* WHAT THE EXERCISE ASKS *
All entries below are to be set down again, identical to the source.

* DATASET EXCERPTS *

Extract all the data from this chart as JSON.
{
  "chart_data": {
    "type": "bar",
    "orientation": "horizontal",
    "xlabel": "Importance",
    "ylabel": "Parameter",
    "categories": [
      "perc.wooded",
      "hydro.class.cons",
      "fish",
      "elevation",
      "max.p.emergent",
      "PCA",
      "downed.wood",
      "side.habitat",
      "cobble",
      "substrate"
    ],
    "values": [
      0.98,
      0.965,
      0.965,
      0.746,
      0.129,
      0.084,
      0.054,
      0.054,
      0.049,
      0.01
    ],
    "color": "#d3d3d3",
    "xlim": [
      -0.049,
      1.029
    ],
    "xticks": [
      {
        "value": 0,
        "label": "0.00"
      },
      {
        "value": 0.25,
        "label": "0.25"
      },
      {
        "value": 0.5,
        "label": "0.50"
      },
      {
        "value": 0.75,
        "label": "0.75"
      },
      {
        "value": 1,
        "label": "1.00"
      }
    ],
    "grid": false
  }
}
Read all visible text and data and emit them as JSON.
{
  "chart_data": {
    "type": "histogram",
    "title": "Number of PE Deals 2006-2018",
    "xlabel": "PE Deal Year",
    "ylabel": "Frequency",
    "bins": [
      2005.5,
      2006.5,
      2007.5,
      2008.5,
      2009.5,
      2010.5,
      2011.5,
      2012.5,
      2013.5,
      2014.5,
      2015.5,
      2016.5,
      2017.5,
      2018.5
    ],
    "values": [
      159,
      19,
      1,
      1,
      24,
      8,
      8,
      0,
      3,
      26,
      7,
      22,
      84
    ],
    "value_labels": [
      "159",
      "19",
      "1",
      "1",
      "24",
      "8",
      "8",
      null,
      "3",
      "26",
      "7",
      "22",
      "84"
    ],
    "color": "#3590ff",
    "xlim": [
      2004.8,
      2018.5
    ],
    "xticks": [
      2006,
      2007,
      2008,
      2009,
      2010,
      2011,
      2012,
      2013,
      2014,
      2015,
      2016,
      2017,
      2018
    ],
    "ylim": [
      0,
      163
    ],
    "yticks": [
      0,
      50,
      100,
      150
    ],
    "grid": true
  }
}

* TASK OUTPUT *
Extract all the data from this chart as JSON.
{
  "chart_data": {
    "type": "bar",
    "orientation": "horizontal",
    "xlabel": "Importance",
    "ylabel": "Parameter",
    "categories": [
      "perc.wooded",
      "hydro.class.cons",
      "fish",
      "elevation",
      "max.p.emergent",
      "PCA",
      "downed.wood",
      "side.habitat",
      "cobble",
      "substrate"
    ],
    "values": [
      0.98,
      0.965,
      0.965,
      0.746,
      0.129,
      0.084,
      0.054,
      0.054,
      0.049,
      0.01
    ],
    "color": "#d3d3d3",
    "xlim": [
      -0.049,
      1.029
    ],
    "xticks": [
      {
        "value": 0,
        "label": "0.00"
      },
      {
        "value": 0.25,
        "label": "0.25"
      },
      {
        "value": 0.5,
        "label": "0.50"
      },
      {
        "value": 0.75,
        "label": "0.75"
      },
      {
        "value": 1,
        "label": "1.00"
      }
    ],
    "grid": false
  }
}
Read all visible text and data and emit them as JSON.
{
  "chart_data": {
    "type": "histogram",
    "title": "Number of PE Deals 2006-2018",
    "xlabel": "PE Deal Year",
    "ylabel": "Frequency",
    "bins": [
      2005.5,
      2006.5,
      2007.5,
      2008.5,
      2009.5,
      2010.5,
      2011.5,
      2012.5,
      2013.5,
      2014.5,
      2015.5,
      2016.5,
      2017.5,
      2018.5
    ],
    "values": [
      159,
      19,
      1,
      1,
      24,
      8,
      8,
      0,
      3,
      26,
      7,
      22,
      84
    ],
    "value_labels": [
      "159",
      "19",
      "1",
      "1",
      "24",
      "8",
      "8",
      null,
      "3",
      "26",
      "7",
      "22",
      "84"
    ],
    "color": "#3590ff",
    "xlim": [
      2004.8,
      2018.5
    ],
    "xticks": [
      2006,
      2007,
      2008,
      2009,
      2010,
      2011,
      2012,
      2013,
      2014,
      2015,
      2016,
      2017,
      2018
    ],
    "ylim": [
      0,
      163
    ],
    "yticks": [
      0,
      50,
      100,
      150
    ],
    "grid": true
  }
}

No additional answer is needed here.